[Data items]
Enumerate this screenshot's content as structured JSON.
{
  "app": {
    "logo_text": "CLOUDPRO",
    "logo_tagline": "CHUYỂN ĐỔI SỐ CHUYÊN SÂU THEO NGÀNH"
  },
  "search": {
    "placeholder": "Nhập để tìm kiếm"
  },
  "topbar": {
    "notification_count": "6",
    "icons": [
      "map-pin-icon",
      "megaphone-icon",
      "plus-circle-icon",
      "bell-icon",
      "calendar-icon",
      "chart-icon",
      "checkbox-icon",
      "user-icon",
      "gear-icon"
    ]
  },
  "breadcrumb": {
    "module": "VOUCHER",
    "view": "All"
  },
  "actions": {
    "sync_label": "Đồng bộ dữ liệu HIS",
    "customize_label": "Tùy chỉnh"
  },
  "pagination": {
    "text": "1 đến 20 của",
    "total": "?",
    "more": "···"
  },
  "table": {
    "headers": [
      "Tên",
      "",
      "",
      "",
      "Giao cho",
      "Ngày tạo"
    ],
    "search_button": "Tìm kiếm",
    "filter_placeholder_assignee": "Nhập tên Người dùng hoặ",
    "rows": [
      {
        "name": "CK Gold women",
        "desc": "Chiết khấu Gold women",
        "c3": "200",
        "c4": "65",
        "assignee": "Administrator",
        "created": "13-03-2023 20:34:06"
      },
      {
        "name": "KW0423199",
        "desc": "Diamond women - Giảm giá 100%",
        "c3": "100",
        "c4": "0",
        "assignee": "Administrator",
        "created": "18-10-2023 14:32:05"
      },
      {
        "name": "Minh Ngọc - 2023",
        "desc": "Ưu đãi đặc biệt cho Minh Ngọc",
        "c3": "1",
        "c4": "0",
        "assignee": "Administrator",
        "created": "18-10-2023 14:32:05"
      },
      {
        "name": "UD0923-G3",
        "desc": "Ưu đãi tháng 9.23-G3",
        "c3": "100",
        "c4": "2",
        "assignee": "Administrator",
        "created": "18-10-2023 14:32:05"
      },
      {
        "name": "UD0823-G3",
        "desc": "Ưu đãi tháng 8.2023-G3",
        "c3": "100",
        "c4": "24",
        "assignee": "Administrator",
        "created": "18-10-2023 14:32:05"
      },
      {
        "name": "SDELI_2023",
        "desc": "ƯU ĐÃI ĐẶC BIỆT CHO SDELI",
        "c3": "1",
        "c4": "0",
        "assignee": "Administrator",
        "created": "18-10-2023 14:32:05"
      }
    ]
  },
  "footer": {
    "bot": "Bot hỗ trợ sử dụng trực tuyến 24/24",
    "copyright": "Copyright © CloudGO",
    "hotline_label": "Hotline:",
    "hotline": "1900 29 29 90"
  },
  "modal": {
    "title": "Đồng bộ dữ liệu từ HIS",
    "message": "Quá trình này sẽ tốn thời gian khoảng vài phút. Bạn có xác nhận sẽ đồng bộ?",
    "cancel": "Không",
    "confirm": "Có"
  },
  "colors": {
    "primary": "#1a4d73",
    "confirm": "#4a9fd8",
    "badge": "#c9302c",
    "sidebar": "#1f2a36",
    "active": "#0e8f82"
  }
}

_Instructions for the task_:
Leave out every line without the string "name" and copy the rest.

_Result of this exercise_:
        "name": "CK Gold women",
        "name": "KW0423199",
        "name": "Minh Ngọc - 2023",
        "name": "UD0923-G3",
        "name": "UD0823-G3",
        "name": "SDELI_2023",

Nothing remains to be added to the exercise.